• EXTRACTED DATA
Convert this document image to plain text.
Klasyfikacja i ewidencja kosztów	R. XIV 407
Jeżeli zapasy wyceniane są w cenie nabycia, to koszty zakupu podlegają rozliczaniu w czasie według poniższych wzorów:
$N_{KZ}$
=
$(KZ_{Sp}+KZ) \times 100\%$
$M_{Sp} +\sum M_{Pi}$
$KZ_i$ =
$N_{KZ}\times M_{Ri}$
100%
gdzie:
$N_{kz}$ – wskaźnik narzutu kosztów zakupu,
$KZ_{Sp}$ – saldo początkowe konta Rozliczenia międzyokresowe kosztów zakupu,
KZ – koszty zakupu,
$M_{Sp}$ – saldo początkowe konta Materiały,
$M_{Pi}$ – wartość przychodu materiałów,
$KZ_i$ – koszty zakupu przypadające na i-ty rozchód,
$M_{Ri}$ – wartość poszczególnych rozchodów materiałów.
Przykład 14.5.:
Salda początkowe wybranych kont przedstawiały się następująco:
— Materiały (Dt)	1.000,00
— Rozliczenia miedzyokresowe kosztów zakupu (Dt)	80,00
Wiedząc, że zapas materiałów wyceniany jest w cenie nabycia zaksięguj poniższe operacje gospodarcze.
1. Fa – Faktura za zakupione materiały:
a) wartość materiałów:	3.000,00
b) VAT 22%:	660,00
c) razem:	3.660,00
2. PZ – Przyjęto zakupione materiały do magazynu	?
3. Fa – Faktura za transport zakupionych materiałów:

• WHAT IS NEEDED
From the data, collect all lines where the string "początkowe" appears.

• FULL OUTPUT
$KZ_{Sp}$ – saldo początkowe konta Rozliczenia międzyokresowe kosztów zakupu,
$M_{Sp}$ – saldo początkowe konta Materiały,
Salda początkowe wybranych kont przedstawiały się następująco:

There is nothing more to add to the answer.